→ TASK GOAL
Please count the lines below that contain the word "Text" and give only that number.

→ ENTRIES PROVIDED
----------
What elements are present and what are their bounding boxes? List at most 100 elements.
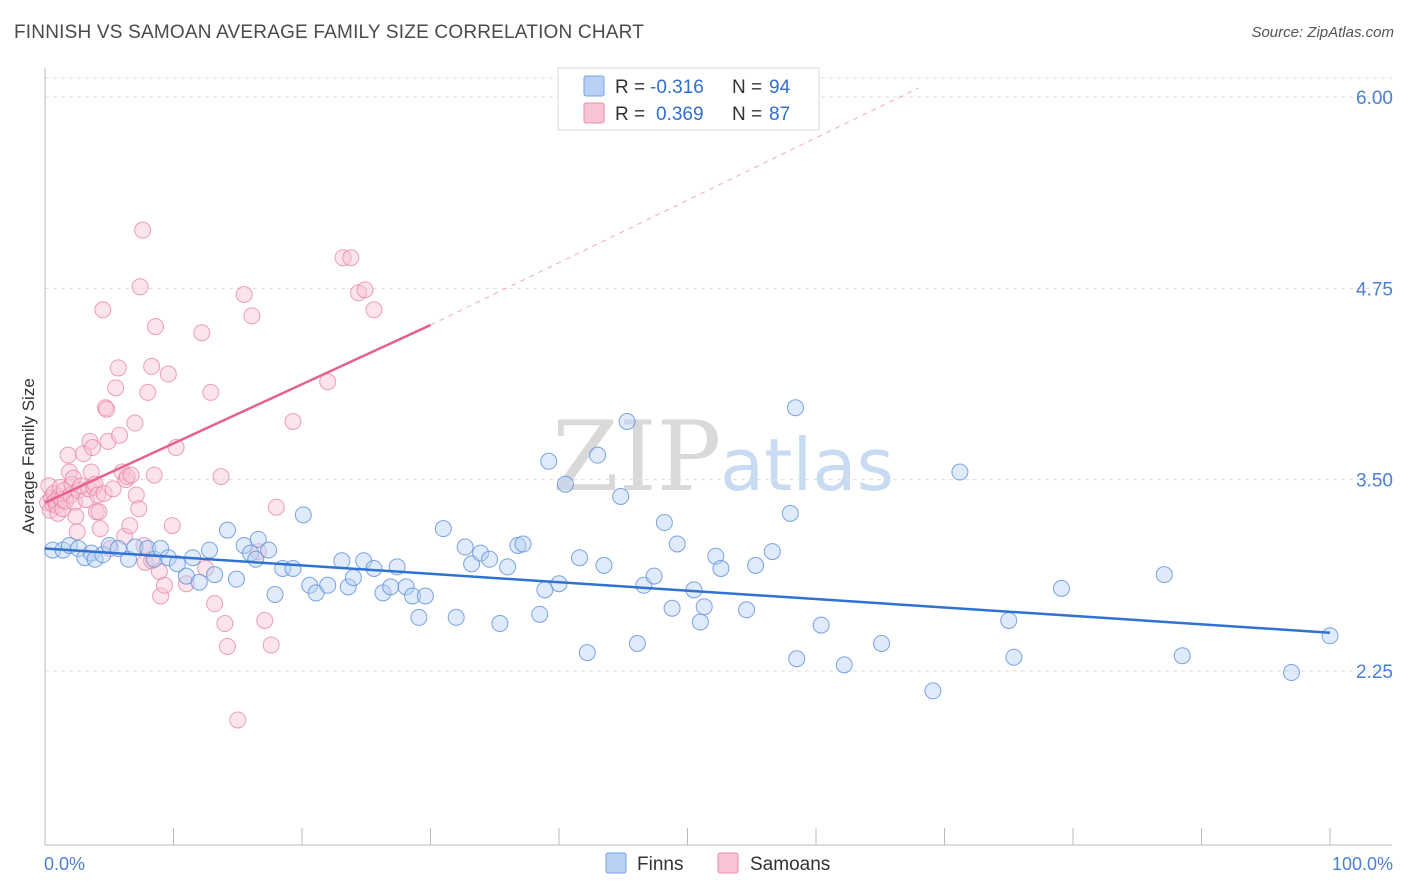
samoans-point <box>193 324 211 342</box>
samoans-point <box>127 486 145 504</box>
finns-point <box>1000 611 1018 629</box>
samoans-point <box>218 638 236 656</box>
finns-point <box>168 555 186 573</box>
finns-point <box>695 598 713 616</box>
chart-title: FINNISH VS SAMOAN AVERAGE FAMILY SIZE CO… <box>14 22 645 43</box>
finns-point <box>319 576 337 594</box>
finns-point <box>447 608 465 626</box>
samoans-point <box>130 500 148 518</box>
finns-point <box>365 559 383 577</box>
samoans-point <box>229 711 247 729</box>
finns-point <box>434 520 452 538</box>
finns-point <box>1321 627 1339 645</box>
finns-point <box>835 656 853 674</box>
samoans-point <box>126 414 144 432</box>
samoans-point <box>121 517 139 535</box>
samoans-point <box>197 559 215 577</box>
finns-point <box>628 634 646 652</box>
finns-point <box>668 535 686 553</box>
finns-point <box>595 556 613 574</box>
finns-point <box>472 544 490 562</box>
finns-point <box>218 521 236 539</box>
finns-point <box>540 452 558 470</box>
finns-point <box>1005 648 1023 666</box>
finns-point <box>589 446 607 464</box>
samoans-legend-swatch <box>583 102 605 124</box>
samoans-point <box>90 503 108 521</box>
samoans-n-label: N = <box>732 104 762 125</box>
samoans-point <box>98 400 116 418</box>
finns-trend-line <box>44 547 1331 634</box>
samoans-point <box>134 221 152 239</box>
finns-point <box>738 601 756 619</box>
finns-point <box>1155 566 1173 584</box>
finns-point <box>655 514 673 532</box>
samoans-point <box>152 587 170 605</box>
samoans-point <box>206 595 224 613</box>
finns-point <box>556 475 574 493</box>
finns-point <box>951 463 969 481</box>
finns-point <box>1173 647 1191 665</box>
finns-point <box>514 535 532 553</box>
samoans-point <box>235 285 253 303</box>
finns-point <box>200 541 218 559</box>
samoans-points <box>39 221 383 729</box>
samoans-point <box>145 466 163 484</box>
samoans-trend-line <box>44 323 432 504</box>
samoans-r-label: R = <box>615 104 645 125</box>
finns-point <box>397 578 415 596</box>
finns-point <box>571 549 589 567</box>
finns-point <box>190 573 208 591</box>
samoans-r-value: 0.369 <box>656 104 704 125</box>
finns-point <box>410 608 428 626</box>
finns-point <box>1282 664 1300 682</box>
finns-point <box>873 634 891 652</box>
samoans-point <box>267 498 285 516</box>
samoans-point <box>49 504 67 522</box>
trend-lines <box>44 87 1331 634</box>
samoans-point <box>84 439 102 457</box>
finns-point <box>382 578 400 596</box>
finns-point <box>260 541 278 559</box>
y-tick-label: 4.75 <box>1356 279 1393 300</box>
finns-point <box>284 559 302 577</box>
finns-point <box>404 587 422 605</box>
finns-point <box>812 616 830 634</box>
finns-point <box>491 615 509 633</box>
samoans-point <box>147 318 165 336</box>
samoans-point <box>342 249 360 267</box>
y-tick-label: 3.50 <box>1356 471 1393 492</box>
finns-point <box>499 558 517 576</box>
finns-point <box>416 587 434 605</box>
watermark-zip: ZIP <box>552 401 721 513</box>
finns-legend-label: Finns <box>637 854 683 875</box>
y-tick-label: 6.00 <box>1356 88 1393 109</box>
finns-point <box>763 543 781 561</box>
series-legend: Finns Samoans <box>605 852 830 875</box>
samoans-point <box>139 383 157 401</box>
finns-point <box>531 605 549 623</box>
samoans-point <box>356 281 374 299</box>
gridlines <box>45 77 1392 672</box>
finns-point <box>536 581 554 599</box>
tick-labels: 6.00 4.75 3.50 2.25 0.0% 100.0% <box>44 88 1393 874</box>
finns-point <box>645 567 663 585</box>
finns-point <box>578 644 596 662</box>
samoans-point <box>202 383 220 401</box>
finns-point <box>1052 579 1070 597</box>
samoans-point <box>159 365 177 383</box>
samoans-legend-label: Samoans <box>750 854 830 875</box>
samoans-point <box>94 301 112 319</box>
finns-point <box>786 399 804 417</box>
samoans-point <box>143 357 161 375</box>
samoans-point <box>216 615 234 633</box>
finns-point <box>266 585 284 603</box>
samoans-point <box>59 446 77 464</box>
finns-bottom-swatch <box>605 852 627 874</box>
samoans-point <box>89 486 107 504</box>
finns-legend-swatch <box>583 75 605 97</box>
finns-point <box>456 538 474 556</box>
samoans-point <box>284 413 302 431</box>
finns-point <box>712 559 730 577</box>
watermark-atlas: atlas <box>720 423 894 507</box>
----------
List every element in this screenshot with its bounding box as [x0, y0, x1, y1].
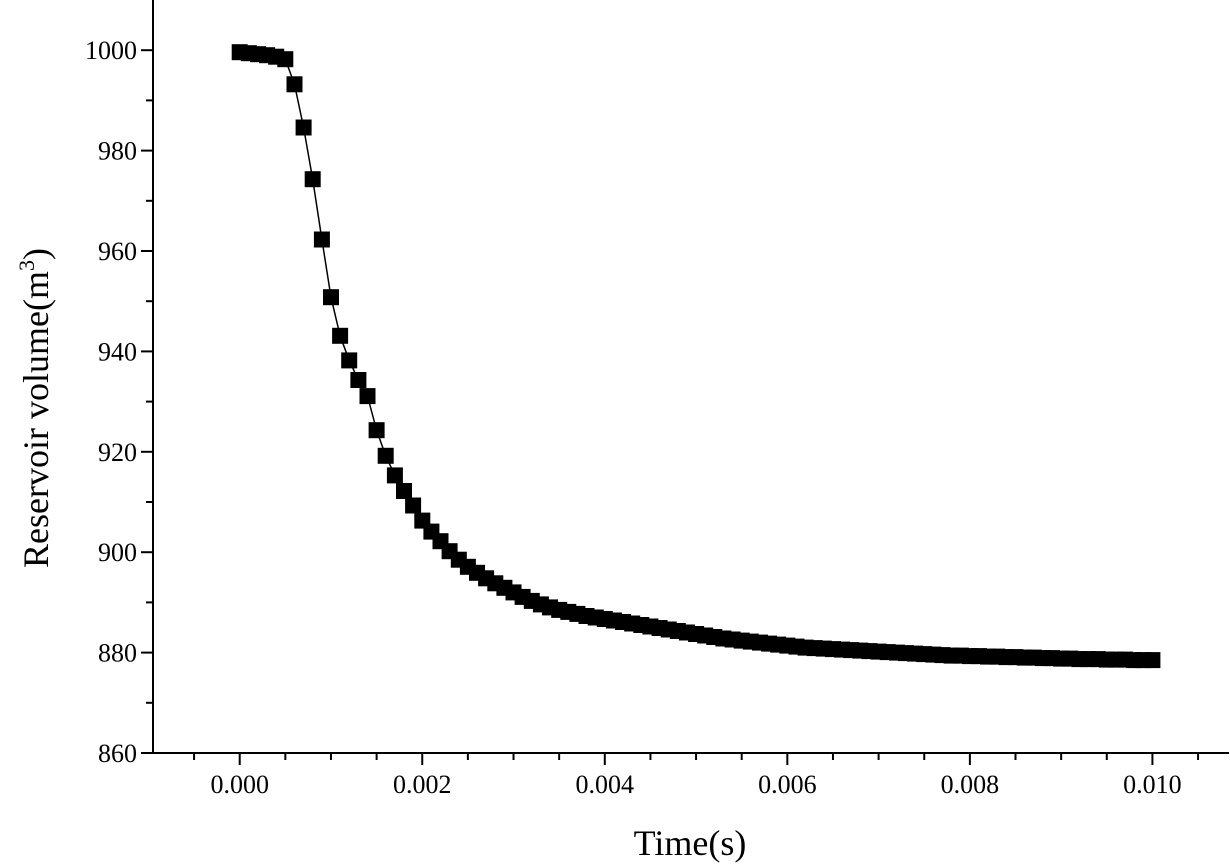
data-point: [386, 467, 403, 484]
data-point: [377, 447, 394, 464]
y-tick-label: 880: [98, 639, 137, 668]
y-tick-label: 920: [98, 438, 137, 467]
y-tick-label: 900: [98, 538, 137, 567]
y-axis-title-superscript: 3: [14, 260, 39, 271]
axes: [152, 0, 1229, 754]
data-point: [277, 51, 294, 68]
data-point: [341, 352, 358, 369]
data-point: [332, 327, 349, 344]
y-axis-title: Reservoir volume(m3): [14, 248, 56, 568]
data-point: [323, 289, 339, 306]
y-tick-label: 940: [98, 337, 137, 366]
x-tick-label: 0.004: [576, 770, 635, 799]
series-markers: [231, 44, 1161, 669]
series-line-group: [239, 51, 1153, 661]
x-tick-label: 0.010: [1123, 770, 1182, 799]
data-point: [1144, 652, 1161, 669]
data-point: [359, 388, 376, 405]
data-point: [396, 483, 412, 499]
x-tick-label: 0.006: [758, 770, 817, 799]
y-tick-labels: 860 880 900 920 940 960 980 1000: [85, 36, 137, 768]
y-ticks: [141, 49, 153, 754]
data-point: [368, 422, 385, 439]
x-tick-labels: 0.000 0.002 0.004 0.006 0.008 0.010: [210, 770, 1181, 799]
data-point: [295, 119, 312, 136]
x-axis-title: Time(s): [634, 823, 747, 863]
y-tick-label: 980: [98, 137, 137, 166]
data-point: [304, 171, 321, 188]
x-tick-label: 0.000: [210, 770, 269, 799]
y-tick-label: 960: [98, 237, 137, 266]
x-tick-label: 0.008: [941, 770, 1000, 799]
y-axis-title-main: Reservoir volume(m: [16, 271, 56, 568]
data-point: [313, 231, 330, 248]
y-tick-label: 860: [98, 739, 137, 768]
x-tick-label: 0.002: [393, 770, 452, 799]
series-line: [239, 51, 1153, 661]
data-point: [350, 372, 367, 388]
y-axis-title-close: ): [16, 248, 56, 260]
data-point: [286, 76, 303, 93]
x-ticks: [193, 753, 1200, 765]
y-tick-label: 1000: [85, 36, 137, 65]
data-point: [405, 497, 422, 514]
----------
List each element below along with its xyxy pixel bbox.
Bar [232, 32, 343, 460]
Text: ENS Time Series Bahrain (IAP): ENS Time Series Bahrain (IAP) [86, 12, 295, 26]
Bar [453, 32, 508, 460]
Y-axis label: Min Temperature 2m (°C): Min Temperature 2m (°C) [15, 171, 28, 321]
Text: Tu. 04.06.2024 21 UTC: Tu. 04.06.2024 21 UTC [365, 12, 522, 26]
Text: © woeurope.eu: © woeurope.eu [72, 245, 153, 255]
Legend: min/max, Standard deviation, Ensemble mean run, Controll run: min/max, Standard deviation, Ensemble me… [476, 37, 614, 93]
----------
→ WRITTEN ANSWER
3